» **Task instructions**: Reproduce this listing in full.

» **Extracted material**:
▼

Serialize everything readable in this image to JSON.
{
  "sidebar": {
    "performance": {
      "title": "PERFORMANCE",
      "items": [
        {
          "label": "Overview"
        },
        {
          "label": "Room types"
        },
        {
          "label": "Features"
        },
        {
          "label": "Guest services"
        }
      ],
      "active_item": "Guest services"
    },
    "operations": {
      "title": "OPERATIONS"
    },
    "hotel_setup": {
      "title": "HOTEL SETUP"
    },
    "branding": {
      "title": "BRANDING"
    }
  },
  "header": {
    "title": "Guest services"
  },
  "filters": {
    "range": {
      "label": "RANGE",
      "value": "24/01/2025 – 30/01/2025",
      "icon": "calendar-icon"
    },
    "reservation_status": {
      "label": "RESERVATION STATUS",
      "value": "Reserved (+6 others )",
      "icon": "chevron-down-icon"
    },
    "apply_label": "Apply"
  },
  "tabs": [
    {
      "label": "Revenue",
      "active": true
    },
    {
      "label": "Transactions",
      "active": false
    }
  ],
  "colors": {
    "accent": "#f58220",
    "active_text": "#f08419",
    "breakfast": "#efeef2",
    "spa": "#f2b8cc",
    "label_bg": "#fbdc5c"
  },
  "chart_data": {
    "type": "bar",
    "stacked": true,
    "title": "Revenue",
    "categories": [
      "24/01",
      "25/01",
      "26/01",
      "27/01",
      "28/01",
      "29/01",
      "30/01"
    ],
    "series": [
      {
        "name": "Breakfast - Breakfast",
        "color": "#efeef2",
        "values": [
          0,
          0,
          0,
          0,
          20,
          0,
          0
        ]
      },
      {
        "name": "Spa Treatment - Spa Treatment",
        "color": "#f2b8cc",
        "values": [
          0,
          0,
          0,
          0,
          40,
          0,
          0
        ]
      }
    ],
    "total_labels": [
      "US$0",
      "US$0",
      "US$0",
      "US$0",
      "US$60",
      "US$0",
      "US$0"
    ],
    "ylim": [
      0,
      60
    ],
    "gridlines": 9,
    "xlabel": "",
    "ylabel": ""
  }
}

▲

» **Task solution**:
Serialize everything readable in this image to JSON.
{
  "sidebar": {
    "performance": {
      "title": "PERFORMANCE",
      "items": [
        {
          "label": "Overview"
        },
        {
          "label": "Room types"
        },
        {
          "label": "Features"
        },
        {
          "label": "Guest services"
        }
      ],
      "active_item": "Guest services"
    },
    "operations": {
      "title": "OPERATIONS"
    },
    "hotel_setup": {
      "title": "HOTEL SETUP"
    },
    "branding": {
      "title": "BRANDING"
    }
  },
  "header": {
    "title": "Guest services"
  },
  "filters": {
    "range": {
      "label": "RANGE",
      "value": "24/01/2025 – 30/01/2025",
      "icon": "calendar-icon"
    },
    "reservation_status": {
      "label": "RESERVATION STATUS",
      "value": "Reserved (+6 others )",
      "icon": "chevron-down-icon"
    },
    "apply_label": "Apply"
  },
  "tabs": [
    {
      "label": "Revenue",
      "active": true
    },
    {
      "label": "Transactions",
      "active": false
    }
  ],
  "colors": {
    "accent": "#f58220",
    "active_text": "#f08419",
    "breakfast": "#efeef2",
    "spa": "#f2b8cc",
    "label_bg": "#fbdc5c"
  },
  "chart_data": {
    "type": "bar",
    "stacked": true,
    "title": "Revenue",
    "categories": [
      "24/01",
      "25/01",
      "26/01",
      "27/01",
      "28/01",
      "29/01",
      "30/01"
    ],
    "series": [
      {
        "name": "Breakfast - Breakfast",
        "color": "#efeef2",
        "values": [
          0,
          0,
          0,
          0,
          20,
          0,
          0
        ]
      },
      {
        "name": "Spa Treatment - Spa Treatment",
        "color": "#f2b8cc",
        "values": [
          0,
          0,
          0,
          0,
          40,
          0,
          0
        ]
      }
    ],
    "total_labels": [
      "US$0",
      "US$0",
      "US$0",
      "US$0",
      "US$60",
      "US$0",
      "US$0"
    ],
    "ylim": [
      0,
      60
    ],
    "gridlines": 9,
    "xlabel": "",
    "ylabel": ""
  }
}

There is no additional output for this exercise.